■ PROBLEM REQUIREMENTS: Find the lines that contain the word "Humanities" and copy each one.
Start of LISTING
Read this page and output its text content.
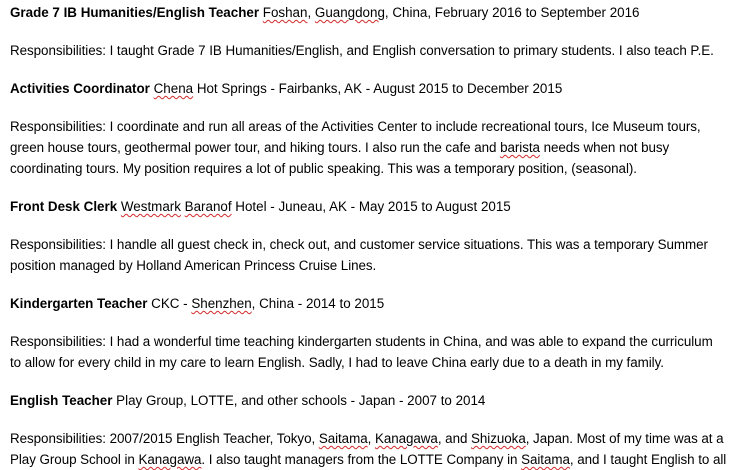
Grade 7 IB Humanities/English Teacher Foshan, Guangdong, China, February 2016 to September 2016

Responsibilities: I taught Grade 7 IB Humanities/English, and English conversation to primary students. I also teach P.E.

Activities Coordinator Chena Hot Springs - Fairbanks, AK - August 2015 to December 2015

Responsibilities: I coordinate and run all areas of the Activities Center to include recreational tours, Ice Museum tours,
green house tours, geothermal power tour, and hiking tours. I also run the cafe and barista needs when not busy
coordinating tours. My position requires a lot of public speaking. This was a temporary position, (seasonal).

Front Desk Clerk Westmark Baranof Hotel - Juneau, AK - May 2015 to August 2015

Responsibilities: I handle all guest check in, check out, and customer service situations. This was a temporary Summer
position managed by Holland American Princess Cruise Lines.

Kindergarten Teacher CKC - Shenzhen, China - 2014 to 2015

Responsibilities: I had a wonderful time teaching kindergarten students in China, and was able to expand the curriculum
to allow for every child in my care to learn English. Sadly, I had to leave China early due to a death in my family.

English Teacher Play Group, LOTTE, and other schools - Japan - 2007 to 2014

Responsibilities: 2007/2015 English Teacher, Tokyo, Saitama, Kanagawa, and Shizuoka, Japan. Most of my time was at a
Play Group School in Kanagawa. I also taught managers from the LOTTE Company in Saitama, and I taught English to all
End of LISTING
■ EXPECTED ANSWER:
Grade 7 IB Humanities/English Teacher Foshan, Guangdong, China, February 2016 to September 2016
Responsibilities: I taught Grade 7 IB Humanities/English, and English conversation to primary students. I also teach P.E.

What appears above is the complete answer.